TASK INSTRUCTIONS.
Could you return every line of the material, unchanged, from the one containing "heatmap-cell (274, 131, 322, 190)" down to the one containing "column-label: number of", including both of those lines?

EXERCISE MATERIALS.
* * * * *
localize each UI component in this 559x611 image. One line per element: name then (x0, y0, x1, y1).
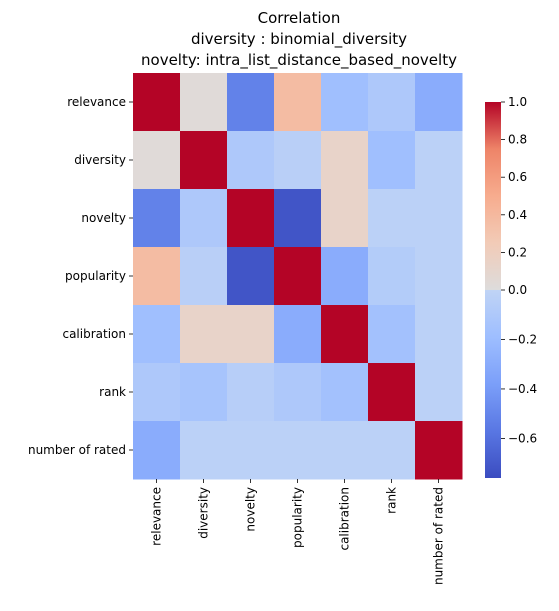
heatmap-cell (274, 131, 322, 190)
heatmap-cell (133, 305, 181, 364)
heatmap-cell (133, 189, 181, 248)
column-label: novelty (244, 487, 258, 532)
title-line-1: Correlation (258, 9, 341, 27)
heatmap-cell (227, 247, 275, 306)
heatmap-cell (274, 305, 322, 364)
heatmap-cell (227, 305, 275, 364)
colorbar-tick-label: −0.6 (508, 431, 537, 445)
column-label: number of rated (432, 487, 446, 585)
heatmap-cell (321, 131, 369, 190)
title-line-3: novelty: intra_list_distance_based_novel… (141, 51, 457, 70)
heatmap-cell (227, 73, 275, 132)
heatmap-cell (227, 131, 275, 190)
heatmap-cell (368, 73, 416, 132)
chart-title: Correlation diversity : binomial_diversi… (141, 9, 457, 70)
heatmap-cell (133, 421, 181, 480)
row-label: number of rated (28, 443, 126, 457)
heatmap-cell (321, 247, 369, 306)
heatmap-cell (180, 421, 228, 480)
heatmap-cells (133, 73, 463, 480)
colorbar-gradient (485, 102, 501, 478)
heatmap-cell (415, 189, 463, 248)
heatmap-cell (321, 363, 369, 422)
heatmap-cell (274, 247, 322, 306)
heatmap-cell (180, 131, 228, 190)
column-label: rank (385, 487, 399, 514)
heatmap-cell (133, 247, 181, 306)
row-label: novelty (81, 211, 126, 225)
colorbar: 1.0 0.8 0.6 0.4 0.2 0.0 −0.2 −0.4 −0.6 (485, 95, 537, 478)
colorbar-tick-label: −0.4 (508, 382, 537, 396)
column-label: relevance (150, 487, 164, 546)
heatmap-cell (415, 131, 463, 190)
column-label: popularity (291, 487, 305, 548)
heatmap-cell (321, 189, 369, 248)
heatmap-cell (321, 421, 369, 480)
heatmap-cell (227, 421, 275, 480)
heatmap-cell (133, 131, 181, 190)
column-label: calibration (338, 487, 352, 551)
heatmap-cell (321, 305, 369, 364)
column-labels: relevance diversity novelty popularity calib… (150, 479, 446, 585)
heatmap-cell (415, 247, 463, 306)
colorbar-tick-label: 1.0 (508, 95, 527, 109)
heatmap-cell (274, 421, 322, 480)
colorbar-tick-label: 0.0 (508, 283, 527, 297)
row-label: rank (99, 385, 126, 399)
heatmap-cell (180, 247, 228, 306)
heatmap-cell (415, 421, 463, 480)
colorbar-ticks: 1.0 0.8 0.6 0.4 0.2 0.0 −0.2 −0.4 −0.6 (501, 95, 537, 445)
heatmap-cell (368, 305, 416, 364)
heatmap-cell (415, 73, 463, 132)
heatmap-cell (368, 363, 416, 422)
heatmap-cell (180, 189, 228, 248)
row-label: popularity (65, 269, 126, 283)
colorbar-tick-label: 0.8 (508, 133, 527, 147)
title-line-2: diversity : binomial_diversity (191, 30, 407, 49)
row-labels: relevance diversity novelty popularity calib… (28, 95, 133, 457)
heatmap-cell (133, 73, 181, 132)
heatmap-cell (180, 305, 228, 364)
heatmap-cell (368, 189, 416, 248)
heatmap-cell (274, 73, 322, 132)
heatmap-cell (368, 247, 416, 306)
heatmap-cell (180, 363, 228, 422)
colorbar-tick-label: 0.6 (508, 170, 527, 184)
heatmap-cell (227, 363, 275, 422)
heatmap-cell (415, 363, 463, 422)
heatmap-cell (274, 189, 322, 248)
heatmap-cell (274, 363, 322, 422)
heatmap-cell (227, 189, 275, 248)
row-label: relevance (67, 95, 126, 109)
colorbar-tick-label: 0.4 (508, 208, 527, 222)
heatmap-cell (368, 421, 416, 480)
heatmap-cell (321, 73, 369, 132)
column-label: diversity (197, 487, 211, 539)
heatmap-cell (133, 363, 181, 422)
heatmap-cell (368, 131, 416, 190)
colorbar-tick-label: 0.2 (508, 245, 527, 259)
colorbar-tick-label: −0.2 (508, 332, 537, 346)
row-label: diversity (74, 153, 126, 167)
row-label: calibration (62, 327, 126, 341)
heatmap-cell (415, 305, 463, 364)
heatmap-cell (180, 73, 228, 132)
* * * * *
WORKED SOLUTION.
heatmap-cell (274, 131, 322, 190)
heatmap-cell (133, 305, 181, 364)
heatmap-cell (133, 189, 181, 248)
column-label: novelty (244, 487, 258, 532)
title-line-1: Correlation (258, 9, 341, 27)
heatmap-cell (227, 247, 275, 306)
heatmap-cell (274, 305, 322, 364)
heatmap-cell (227, 305, 275, 364)
colorbar-tick-label: −0.6 (508, 431, 537, 445)
column-label: number of rated (432, 487, 446, 585)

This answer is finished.